___ Supplied records ___

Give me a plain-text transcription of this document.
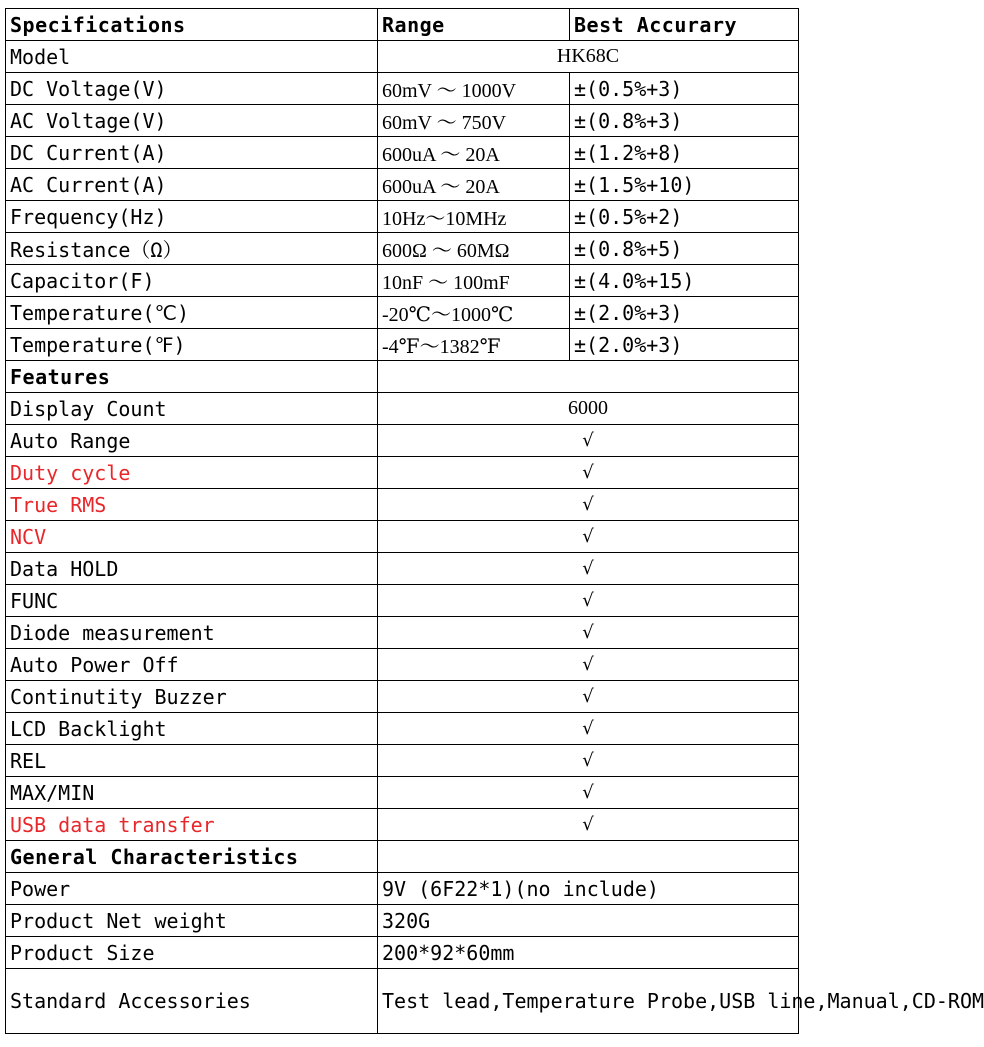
Specifications	Range	Best Accurary
Model	HK68C	
DC Voltage(V)	60mV ～ 1000V	±(0.5%+3)
AC Voltage(V)	60mV ～ 750V	±(0.8%+3)
DC Current(A)	600uA ～ 20A	±(1.2%+8)
AC Current(A)	600uA ～ 20A	±(1.5%+10)
Frequency(Hz)	10Hz～10MHz	±(0.5%+2)
Resistance（Ω）	600Ω ～ 60MΩ	±(0.8%+5)
Capacitor(F)	10nF ～ 100mF	±(4.0%+15)
Temperature(℃)	-20℃～1000℃	±(2.0%+3)
Temperature(℉)	-4℉～1382℉	±(2.0%+3)
Features		
Display Count	6000	
Auto Range	√	
Duty cycle	√	
True RMS	√	
NCV	√	
Data HOLD	√	
FUNC	√	
Diode measurement	√	
Auto Power Off	√	
Continutity Buzzer	√	
LCD Backlight	√	
REL	√	
MAX/MIN	√	
USB data transfer	√	
General Characteristics		
Power	9V (6F22*1)(no include)	
Product Net weight	320G	
Product Size	200*92*60mm	
Standard Accessories	Test lead,Temperature Probe,USB line,Manual,CD-ROM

___

§ **Exercise details**: In the entries above, find each line with the word "Voltage" and show it.

§ **The answer**:
DC Voltage(V)	60mV ～ 1000V	±(0.5%+3)
AC Voltage(V)	60mV ～ 750V	±(0.8%+3)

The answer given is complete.